DATA RECORDS =

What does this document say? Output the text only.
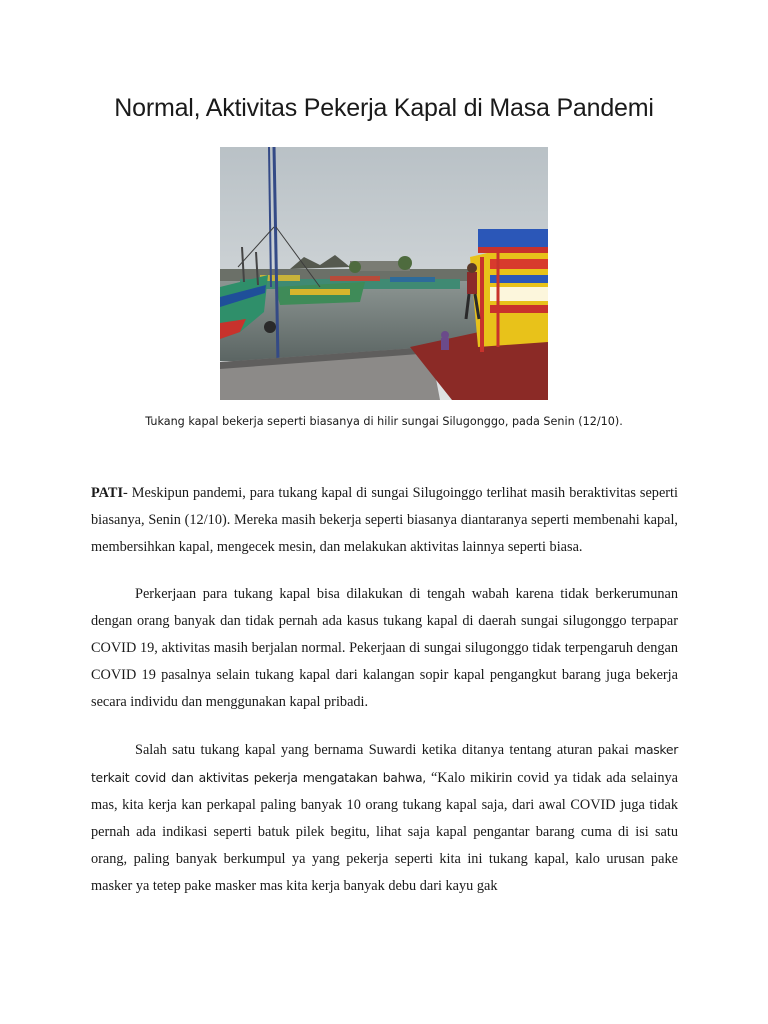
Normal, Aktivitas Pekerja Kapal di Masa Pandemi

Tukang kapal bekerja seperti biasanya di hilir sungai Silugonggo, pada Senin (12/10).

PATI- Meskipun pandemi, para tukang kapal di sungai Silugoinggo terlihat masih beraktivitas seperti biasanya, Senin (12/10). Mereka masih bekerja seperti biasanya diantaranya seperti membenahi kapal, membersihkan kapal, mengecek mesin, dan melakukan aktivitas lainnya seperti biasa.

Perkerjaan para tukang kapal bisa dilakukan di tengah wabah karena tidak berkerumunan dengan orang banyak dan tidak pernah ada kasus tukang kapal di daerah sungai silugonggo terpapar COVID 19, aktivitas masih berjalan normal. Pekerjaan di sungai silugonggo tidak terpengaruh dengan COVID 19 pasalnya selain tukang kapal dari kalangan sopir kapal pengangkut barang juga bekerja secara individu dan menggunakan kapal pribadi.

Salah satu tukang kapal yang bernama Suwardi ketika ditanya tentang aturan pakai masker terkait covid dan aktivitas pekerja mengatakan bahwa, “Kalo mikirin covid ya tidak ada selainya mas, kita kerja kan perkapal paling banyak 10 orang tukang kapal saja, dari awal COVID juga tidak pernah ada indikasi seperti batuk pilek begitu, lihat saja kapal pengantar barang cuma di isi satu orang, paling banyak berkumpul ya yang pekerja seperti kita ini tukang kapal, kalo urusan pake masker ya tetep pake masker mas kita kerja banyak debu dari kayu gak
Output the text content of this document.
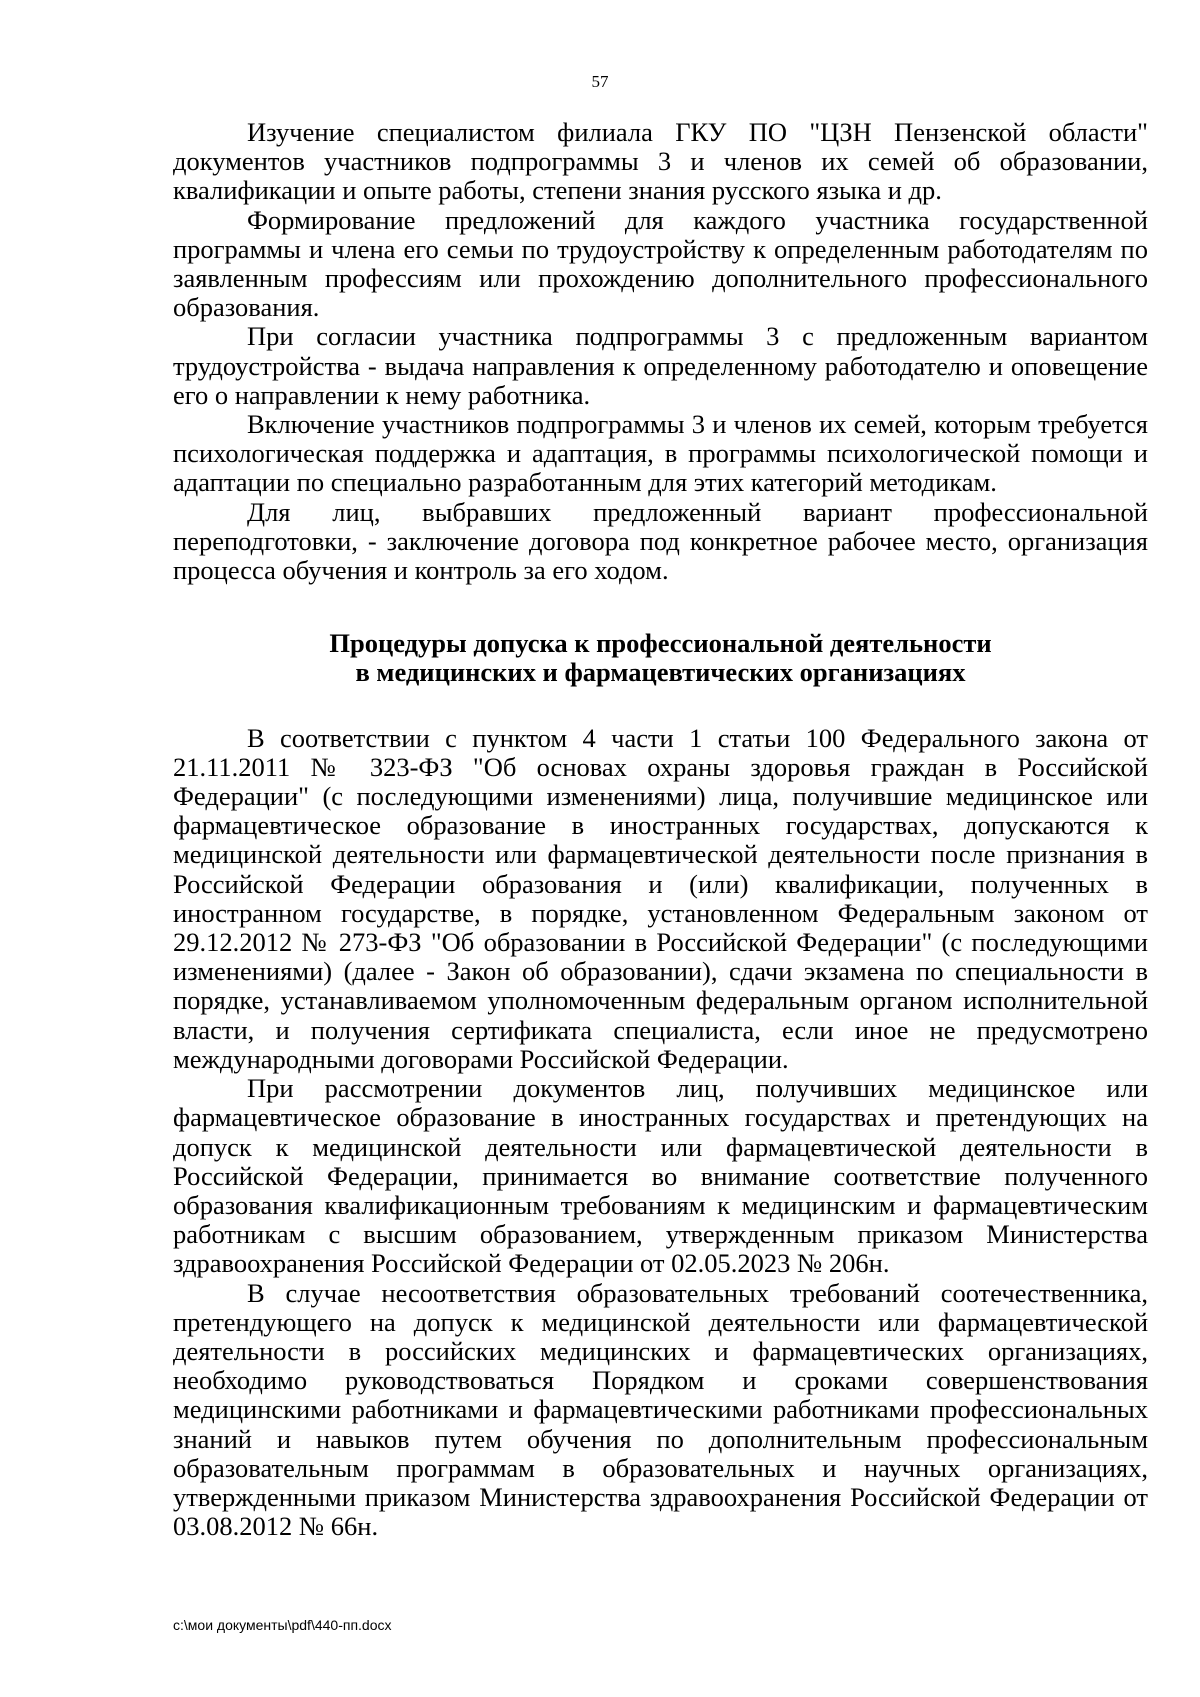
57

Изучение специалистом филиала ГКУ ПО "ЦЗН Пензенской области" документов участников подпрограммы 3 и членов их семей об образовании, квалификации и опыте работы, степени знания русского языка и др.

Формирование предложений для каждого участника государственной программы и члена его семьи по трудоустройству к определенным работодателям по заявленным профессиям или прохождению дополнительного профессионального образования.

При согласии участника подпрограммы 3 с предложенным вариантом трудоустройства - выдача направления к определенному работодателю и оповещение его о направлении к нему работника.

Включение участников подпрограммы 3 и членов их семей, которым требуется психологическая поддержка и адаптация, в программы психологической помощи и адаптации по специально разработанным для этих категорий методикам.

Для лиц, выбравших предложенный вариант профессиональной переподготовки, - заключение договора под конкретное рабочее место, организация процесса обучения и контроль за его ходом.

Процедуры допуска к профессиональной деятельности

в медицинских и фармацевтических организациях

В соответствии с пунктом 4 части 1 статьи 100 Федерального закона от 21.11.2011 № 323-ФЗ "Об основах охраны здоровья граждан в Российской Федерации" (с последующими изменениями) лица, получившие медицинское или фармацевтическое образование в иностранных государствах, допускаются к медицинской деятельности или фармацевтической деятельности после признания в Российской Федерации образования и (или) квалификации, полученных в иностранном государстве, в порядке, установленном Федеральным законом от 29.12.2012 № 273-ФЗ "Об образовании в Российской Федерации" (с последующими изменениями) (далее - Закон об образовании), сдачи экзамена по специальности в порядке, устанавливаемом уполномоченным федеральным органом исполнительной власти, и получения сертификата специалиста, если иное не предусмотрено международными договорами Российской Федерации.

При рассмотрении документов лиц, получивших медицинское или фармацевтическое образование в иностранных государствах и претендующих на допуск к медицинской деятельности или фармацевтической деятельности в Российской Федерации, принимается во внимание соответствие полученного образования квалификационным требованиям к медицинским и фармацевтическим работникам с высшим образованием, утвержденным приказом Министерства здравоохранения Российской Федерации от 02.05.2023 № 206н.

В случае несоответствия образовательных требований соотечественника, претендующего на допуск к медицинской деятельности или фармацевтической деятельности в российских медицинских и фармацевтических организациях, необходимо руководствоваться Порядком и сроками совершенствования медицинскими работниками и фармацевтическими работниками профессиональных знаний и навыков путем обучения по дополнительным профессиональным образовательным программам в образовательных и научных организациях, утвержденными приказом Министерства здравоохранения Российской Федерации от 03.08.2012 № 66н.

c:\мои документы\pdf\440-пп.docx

...

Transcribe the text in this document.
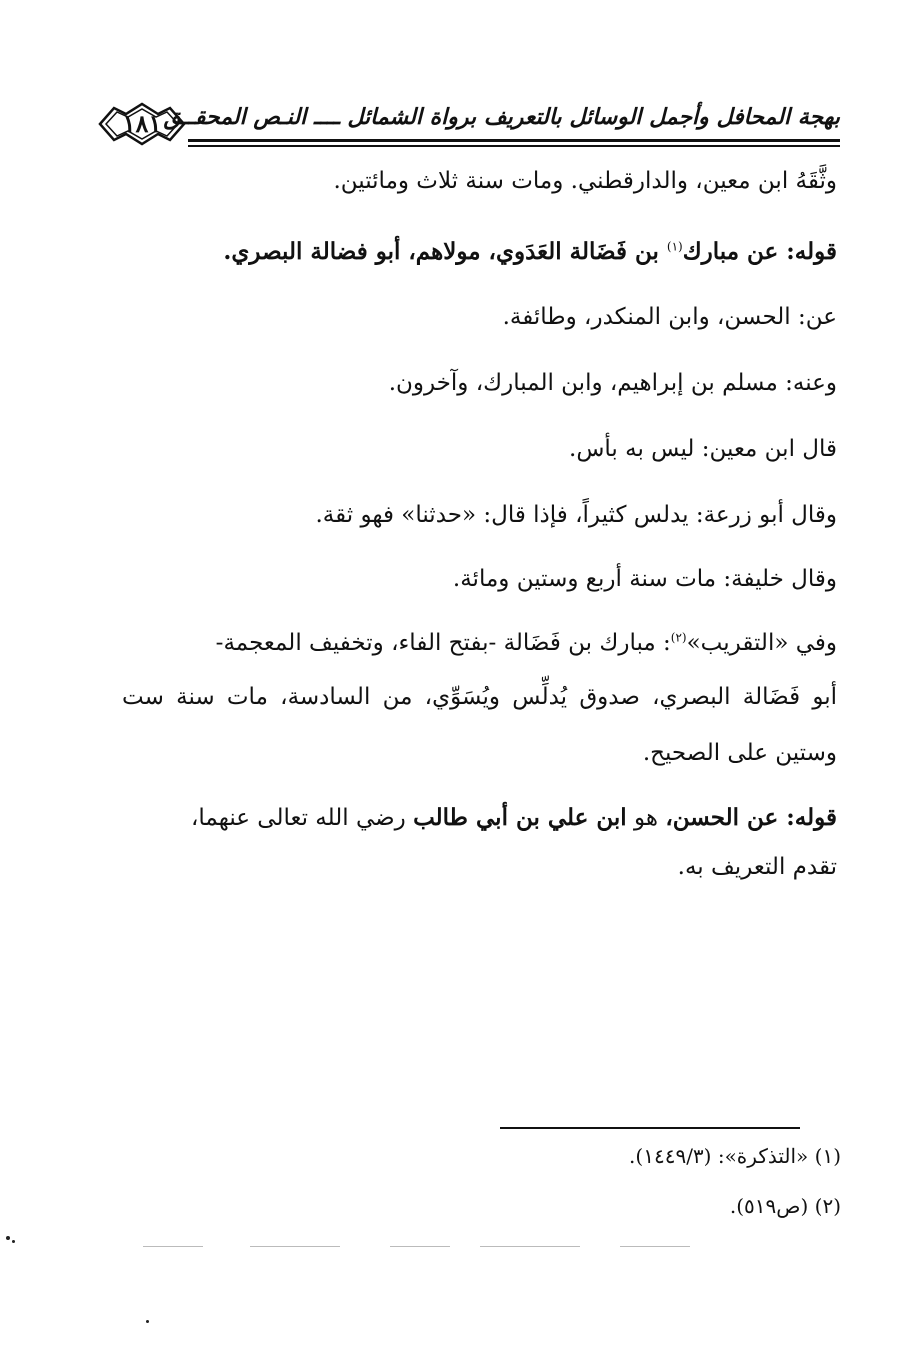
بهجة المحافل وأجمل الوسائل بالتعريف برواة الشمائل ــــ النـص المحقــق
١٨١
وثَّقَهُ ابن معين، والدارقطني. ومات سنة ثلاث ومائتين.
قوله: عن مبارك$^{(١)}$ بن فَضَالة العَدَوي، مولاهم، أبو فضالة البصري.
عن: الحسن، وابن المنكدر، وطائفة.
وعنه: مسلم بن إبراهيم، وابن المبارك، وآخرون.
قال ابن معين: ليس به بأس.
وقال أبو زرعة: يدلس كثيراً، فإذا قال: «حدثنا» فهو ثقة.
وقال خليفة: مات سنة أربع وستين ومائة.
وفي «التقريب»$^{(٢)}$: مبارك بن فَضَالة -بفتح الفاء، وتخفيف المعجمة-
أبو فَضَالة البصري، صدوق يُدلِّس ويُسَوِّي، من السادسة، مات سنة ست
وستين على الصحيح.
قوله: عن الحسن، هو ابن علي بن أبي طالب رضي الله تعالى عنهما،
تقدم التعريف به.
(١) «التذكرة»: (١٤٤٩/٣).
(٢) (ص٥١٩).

==

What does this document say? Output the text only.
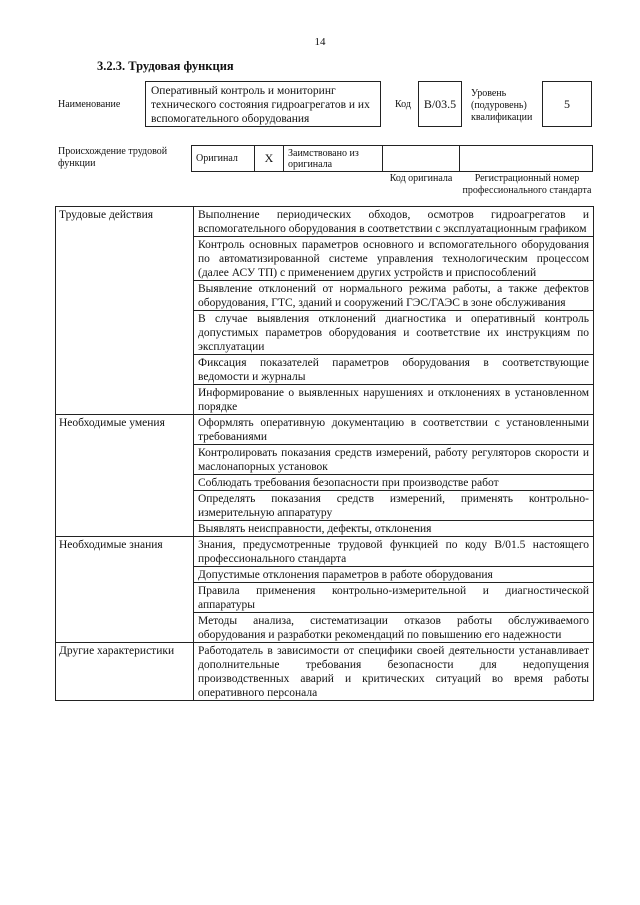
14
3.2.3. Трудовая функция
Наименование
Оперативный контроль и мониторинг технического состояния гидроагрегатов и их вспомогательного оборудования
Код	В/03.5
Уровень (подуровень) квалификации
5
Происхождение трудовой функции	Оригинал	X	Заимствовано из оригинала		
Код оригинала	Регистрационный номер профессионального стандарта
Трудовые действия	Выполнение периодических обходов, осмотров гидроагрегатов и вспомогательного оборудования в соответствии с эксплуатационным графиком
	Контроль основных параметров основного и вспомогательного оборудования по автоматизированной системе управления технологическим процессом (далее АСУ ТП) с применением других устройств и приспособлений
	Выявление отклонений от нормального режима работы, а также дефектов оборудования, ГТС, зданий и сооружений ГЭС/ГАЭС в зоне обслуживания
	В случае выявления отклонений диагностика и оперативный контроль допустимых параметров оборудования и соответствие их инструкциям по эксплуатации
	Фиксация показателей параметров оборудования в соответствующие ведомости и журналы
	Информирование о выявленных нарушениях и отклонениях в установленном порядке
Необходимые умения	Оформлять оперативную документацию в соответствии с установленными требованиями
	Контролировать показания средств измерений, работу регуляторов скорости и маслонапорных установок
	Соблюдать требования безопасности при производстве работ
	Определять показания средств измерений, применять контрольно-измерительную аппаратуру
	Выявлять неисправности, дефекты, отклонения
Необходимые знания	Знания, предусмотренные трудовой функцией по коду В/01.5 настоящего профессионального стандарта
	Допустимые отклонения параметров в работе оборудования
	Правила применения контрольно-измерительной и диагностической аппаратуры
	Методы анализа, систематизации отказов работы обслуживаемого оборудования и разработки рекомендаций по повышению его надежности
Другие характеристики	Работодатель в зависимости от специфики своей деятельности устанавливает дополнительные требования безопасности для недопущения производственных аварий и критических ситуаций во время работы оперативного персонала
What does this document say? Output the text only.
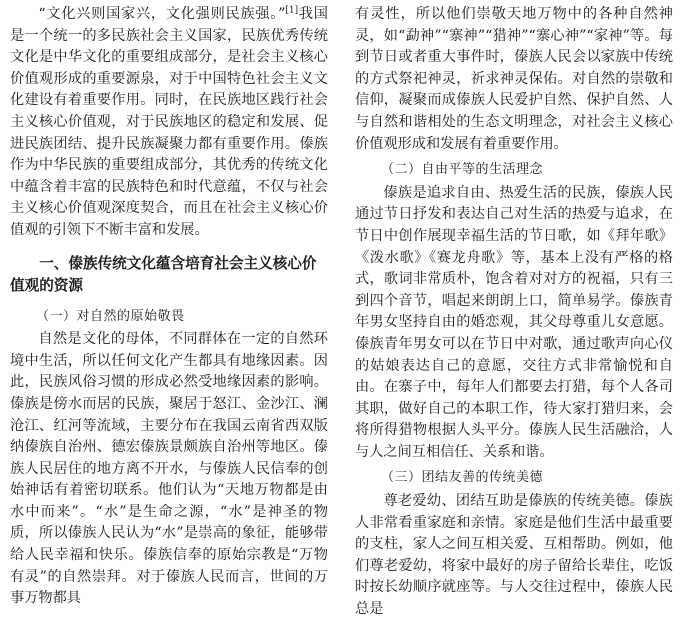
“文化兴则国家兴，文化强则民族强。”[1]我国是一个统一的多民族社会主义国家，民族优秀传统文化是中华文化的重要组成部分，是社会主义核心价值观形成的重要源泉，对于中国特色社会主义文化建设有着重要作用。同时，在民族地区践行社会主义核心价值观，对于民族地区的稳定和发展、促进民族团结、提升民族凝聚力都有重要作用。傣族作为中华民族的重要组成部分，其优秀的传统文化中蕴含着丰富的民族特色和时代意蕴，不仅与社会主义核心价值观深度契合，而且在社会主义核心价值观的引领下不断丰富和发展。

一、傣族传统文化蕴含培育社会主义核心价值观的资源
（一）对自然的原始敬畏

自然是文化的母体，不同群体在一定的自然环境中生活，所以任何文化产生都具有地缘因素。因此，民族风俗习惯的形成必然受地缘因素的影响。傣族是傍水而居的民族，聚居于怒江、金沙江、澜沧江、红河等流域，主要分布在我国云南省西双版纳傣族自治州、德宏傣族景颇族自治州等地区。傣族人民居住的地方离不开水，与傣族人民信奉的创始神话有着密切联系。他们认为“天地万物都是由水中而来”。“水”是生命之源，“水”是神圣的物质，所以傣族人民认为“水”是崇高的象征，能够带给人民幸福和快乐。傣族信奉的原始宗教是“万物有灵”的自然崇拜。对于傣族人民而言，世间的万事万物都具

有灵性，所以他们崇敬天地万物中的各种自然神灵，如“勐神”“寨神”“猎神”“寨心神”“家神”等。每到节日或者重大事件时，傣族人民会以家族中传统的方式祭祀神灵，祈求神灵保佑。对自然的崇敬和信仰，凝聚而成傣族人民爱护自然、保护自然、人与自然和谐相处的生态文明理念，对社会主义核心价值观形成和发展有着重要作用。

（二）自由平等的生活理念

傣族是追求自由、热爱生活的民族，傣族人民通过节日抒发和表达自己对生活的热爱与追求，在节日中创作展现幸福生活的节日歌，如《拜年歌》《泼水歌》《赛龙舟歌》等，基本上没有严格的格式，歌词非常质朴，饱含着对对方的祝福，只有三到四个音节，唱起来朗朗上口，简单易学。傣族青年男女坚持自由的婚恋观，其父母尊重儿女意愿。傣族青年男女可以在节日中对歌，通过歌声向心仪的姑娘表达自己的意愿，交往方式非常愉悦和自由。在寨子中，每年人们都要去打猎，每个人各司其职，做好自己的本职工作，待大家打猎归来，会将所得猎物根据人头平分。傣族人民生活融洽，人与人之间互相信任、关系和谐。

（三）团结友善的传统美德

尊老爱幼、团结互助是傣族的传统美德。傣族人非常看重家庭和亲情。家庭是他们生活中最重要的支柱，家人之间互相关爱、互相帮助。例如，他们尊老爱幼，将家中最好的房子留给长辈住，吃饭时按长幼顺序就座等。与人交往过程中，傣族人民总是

WORK REQUIRED =
From the entries above, extract each line containing "параметров".

EXERCISE ANSWER =
	Контроль основных параметров основного и вспомогательного оборудования по автоматизированной системе управления технологическим процессом (далее АСУ ТП) с применением других устройств и приспособлений
	В случае выявления отклонений диагностика и оперативный контроль допустимых параметров оборудования и соответствие их инструкциям по эксплуатации
	Фиксация показателей параметров оборудования в соответствующие ведомости и журналы
	Допустимые отклонения параметров в работе оборудования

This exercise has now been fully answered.